- **WORK REQUIRED**: Work out the number of lines with "month" in them. Reply with that number and no other words.

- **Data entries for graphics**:
==========
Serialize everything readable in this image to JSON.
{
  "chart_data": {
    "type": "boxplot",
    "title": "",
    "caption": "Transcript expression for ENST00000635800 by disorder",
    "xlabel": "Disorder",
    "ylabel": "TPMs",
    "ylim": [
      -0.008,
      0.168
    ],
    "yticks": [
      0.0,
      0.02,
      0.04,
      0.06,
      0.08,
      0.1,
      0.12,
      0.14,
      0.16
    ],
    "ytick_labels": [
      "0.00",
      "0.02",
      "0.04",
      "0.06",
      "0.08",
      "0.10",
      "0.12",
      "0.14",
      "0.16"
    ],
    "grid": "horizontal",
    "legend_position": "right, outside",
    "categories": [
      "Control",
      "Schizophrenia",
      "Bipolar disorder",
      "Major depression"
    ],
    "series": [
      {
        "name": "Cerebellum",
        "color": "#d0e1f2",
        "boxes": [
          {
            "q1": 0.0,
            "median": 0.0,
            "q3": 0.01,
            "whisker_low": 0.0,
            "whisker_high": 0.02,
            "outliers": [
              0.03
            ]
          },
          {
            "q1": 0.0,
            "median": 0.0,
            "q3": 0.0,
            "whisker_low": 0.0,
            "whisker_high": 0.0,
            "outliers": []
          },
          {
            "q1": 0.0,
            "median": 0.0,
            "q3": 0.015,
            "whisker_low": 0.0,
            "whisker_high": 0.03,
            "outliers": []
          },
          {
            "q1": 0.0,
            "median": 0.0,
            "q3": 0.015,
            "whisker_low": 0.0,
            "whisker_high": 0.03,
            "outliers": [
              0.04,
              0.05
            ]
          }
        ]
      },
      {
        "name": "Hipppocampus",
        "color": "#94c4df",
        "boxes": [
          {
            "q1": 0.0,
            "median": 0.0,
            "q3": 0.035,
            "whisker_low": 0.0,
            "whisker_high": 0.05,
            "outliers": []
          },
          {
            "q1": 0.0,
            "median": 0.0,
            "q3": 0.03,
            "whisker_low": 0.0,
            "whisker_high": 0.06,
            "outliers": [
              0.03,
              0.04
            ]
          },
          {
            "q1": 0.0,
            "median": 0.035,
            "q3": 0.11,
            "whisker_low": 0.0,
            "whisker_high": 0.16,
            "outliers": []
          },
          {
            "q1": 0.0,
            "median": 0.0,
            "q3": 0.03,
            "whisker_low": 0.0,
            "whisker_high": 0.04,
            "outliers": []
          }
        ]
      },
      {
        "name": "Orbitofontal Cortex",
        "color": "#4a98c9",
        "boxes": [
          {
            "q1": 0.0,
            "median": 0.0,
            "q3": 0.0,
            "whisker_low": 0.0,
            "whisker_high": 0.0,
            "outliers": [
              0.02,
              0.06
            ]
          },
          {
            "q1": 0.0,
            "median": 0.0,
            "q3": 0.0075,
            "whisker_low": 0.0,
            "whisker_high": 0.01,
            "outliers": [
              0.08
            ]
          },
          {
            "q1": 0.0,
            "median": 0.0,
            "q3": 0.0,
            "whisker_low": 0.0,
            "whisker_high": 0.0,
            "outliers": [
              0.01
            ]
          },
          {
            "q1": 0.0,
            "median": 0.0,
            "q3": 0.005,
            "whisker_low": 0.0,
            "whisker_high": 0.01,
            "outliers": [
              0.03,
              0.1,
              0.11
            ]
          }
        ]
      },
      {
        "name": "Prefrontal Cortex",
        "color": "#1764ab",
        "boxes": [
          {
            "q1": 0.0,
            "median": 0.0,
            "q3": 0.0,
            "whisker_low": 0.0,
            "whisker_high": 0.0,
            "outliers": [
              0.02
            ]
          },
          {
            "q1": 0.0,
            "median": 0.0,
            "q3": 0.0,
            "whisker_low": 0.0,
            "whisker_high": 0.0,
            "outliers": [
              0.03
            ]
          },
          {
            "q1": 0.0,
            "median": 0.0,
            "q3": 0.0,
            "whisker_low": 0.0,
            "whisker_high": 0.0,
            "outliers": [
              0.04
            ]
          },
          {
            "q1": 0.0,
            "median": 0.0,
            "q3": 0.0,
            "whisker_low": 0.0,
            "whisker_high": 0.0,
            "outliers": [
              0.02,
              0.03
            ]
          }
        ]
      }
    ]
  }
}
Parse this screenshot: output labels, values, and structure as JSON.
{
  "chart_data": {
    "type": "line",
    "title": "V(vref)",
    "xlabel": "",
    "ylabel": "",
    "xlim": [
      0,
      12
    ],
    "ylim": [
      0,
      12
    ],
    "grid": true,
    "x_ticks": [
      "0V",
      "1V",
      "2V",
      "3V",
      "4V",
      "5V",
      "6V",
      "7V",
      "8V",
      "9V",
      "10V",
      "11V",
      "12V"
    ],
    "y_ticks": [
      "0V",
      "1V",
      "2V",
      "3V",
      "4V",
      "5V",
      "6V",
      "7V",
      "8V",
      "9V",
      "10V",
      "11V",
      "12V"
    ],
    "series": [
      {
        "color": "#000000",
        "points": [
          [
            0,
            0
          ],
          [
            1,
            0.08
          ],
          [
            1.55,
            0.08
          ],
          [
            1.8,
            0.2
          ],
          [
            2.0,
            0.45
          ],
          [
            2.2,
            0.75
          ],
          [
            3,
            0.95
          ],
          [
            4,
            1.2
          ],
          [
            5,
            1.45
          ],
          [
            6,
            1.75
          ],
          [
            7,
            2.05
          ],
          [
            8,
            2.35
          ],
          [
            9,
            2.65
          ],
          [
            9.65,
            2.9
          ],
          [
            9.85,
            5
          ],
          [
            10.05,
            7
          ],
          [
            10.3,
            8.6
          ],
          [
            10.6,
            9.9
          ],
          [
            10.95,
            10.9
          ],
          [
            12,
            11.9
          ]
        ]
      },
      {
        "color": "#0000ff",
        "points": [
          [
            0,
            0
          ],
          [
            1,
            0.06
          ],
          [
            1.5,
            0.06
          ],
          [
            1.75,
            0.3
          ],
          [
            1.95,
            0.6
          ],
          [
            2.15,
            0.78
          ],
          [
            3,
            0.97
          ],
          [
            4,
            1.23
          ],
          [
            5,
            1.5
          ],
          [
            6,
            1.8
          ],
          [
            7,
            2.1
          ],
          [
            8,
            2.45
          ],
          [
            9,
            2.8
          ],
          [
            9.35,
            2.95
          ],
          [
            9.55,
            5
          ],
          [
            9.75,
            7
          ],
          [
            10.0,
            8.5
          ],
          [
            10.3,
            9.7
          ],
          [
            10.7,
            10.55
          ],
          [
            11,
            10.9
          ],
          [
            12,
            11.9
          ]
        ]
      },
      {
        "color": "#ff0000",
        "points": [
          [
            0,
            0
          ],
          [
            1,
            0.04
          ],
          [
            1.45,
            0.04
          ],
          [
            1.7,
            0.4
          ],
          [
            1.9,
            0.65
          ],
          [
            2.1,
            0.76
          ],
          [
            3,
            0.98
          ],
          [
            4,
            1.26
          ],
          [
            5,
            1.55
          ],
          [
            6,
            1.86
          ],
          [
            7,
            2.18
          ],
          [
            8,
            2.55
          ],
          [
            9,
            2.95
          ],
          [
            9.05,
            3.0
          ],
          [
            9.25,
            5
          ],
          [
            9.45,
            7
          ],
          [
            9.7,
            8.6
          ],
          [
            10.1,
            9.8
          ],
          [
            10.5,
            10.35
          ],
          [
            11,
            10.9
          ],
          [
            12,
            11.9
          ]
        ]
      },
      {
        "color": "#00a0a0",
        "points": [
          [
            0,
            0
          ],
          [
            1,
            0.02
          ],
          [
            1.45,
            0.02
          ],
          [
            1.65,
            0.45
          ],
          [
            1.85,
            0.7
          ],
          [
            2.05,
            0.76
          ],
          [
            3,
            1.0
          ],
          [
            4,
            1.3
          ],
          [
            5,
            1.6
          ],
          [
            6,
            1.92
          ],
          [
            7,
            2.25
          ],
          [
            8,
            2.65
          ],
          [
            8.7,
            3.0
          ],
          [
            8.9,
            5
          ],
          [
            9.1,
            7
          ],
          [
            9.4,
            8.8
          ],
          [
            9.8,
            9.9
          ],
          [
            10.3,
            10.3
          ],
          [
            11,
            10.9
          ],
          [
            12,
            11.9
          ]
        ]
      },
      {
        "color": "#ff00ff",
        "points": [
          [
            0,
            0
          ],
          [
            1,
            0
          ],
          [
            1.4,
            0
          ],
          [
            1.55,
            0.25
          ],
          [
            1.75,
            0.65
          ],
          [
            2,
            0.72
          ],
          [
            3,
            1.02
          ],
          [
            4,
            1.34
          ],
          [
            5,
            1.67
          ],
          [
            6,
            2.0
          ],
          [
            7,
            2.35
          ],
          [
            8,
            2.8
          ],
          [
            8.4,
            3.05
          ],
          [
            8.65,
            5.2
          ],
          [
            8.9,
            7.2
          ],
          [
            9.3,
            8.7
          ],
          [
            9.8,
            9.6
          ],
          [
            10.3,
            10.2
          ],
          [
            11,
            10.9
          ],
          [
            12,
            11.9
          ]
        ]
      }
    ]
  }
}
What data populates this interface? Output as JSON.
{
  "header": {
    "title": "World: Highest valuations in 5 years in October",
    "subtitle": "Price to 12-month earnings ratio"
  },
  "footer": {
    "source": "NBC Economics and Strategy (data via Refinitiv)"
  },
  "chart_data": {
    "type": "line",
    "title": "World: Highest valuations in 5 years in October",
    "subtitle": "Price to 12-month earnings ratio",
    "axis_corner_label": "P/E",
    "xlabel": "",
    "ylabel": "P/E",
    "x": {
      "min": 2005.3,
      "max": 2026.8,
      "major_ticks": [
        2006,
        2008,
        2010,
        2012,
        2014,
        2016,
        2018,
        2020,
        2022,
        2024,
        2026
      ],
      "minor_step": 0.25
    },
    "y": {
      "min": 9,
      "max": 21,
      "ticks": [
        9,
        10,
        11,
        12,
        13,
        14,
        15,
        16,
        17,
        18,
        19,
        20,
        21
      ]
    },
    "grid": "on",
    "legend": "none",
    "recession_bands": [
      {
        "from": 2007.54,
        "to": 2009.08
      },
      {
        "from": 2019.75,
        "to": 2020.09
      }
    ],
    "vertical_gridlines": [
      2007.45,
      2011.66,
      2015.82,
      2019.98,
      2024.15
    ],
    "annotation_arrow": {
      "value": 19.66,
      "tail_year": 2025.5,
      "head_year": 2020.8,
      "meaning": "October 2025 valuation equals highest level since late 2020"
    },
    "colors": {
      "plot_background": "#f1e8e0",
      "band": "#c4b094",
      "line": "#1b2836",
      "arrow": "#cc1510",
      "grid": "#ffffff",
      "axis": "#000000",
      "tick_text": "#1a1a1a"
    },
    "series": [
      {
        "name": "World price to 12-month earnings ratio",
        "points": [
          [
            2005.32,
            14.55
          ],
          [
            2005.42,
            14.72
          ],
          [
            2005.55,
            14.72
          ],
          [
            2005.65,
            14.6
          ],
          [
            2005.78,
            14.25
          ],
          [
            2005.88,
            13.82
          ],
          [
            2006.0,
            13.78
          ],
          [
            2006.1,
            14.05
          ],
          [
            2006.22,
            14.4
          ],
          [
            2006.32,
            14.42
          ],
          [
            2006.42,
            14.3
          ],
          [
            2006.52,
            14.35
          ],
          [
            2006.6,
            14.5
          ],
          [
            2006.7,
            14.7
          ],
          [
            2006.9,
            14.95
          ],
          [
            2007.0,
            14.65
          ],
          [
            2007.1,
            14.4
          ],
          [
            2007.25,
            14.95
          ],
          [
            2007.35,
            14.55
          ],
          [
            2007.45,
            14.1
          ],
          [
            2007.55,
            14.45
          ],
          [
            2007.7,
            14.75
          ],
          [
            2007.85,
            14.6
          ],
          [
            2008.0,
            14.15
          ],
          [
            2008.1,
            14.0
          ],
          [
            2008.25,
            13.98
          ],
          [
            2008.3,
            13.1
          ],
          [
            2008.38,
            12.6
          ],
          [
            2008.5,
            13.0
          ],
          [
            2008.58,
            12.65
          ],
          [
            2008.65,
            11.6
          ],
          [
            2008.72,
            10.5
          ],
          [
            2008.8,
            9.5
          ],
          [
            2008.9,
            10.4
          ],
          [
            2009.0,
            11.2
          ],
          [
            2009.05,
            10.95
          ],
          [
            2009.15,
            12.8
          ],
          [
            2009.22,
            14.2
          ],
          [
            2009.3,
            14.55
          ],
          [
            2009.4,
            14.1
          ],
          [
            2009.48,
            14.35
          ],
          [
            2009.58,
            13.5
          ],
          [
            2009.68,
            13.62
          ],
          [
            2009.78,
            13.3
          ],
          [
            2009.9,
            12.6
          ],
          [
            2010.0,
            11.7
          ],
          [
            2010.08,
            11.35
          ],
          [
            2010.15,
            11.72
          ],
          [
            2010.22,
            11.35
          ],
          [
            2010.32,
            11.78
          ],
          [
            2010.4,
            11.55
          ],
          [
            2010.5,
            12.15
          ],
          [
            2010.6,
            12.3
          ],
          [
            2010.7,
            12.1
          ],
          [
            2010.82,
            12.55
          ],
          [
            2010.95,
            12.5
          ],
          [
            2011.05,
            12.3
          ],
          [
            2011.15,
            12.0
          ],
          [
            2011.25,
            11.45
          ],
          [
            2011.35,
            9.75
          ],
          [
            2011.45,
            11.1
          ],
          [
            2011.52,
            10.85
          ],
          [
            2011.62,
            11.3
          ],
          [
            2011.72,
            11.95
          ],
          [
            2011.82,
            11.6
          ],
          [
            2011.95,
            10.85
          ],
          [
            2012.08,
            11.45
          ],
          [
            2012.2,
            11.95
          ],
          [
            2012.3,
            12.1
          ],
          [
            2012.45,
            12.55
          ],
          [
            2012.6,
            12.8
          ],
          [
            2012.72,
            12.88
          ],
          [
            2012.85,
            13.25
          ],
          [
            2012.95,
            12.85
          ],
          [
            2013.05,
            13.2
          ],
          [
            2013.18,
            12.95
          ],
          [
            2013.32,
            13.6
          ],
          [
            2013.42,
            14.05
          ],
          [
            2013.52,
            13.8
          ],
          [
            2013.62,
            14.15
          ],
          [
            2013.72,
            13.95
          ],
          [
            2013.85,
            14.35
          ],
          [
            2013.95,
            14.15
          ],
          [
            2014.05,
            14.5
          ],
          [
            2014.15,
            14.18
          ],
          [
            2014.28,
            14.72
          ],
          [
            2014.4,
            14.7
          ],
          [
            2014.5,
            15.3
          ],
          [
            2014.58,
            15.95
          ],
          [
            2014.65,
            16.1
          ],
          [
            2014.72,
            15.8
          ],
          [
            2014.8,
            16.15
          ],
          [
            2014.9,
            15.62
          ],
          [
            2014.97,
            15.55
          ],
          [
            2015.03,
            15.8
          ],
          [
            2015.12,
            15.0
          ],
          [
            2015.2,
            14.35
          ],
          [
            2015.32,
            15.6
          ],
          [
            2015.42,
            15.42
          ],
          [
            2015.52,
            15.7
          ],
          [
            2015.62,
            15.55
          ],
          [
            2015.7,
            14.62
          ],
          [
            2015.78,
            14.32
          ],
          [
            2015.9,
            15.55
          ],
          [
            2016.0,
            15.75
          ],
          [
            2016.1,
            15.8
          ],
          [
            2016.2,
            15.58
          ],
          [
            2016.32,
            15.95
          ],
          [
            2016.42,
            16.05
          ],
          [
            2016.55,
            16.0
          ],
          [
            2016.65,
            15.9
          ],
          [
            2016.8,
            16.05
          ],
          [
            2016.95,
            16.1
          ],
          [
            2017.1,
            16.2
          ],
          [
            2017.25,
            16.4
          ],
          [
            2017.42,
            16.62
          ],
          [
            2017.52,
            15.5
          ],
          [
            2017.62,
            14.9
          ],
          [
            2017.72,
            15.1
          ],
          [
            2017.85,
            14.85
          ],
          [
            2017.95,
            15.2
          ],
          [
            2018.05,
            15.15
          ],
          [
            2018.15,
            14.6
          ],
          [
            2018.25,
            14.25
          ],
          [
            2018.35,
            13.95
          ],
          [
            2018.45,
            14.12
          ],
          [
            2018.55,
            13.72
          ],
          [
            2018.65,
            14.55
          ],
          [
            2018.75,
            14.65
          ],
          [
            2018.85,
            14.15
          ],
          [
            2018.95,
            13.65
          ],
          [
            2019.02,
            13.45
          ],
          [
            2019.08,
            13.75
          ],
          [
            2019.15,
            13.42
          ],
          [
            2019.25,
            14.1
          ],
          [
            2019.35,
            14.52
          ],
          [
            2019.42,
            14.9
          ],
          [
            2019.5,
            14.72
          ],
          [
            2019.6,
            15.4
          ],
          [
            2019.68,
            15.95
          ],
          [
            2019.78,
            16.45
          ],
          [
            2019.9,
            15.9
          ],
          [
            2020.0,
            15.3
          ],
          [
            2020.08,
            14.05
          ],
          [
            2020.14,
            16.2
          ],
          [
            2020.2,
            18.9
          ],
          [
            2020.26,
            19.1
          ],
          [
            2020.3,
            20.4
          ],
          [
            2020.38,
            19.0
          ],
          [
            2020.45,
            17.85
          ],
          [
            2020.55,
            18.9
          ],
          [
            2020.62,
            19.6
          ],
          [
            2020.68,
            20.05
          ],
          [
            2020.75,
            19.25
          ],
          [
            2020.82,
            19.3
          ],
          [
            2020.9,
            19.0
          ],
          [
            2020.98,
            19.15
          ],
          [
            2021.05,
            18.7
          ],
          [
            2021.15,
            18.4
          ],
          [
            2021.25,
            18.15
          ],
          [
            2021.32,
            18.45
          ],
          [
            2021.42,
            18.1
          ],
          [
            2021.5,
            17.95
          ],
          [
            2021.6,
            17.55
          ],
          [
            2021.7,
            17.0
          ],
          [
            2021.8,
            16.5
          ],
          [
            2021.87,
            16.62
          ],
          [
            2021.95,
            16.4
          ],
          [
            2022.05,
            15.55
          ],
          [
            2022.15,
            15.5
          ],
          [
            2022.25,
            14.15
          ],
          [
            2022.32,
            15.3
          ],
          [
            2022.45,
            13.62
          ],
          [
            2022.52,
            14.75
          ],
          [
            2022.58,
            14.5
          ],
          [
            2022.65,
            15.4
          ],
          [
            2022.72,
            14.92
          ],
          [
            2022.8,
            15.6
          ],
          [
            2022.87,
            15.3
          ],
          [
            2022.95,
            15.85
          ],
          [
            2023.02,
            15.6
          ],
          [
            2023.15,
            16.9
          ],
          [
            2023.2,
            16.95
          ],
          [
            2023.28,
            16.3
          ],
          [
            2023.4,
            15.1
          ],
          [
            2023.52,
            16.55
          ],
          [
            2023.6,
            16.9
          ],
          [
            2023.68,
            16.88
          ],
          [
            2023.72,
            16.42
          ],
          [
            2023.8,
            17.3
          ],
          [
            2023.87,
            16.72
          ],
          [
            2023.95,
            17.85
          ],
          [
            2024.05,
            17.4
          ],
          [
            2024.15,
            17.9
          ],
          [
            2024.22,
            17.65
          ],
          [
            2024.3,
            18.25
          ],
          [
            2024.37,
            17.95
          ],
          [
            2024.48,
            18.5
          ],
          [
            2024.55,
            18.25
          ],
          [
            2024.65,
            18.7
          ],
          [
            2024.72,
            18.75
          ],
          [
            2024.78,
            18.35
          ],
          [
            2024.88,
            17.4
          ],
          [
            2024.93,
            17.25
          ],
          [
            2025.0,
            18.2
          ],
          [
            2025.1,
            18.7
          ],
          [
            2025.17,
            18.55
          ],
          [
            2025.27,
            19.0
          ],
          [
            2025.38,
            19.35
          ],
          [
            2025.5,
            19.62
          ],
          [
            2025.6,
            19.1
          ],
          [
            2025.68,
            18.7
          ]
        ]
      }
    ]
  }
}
==========
- **ANSWER TO THE PROBLEM**: 3